Print the full listing exactly.

Stored entries
◇ ◇ ◇ ◇ ◇
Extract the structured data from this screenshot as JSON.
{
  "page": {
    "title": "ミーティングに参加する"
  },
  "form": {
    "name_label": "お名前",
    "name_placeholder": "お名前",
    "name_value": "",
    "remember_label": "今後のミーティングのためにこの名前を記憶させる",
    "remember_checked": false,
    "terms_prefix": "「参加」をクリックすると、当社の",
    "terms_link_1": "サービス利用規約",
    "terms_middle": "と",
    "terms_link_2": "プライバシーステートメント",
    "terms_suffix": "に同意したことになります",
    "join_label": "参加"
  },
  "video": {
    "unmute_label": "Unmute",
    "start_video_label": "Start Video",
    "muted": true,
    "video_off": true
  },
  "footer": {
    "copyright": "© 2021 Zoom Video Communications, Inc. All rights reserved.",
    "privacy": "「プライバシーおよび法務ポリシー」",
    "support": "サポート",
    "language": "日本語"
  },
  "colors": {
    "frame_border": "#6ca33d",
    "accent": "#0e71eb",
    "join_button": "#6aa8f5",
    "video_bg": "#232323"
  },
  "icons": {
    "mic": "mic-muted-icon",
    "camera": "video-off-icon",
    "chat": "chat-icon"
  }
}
◇ ◇ ◇ ◇ ◇
* Result for this exercise
Extract the structured data from this screenshot as JSON.
{
  "page": {
    "title": "ミーティングに参加する"
  },
  "form": {
    "name_label": "お名前",
    "name_placeholder": "お名前",
    "name_value": "",
    "remember_label": "今後のミーティングのためにこの名前を記憶させる",
    "remember_checked": false,
    "terms_prefix": "「参加」をクリックすると、当社の",
    "terms_link_1": "サービス利用規約",
    "terms_middle": "と",
    "terms_link_2": "プライバシーステートメント",
    "terms_suffix": "に同意したことになります",
    "join_label": "参加"
  },
  "video": {
    "unmute_label": "Unmute",
    "start_video_label": "Start Video",
    "muted": true,
    "video_off": true
  },
  "footer": {
    "copyright": "© 2021 Zoom Video Communications, Inc. All rights reserved.",
    "privacy": "「プライバシーおよび法務ポリシー」",
    "support": "サポート",
    "language": "日本語"
  },
  "colors": {
    "frame_border": "#6ca33d",
    "accent": "#0e71eb",
    "join_button": "#6aa8f5",
    "video_bg": "#232323"
  },
  "icons": {
    "mic": "mic-muted-icon",
    "camera": "video-off-icon",
    "chat": "chat-icon"
  }
}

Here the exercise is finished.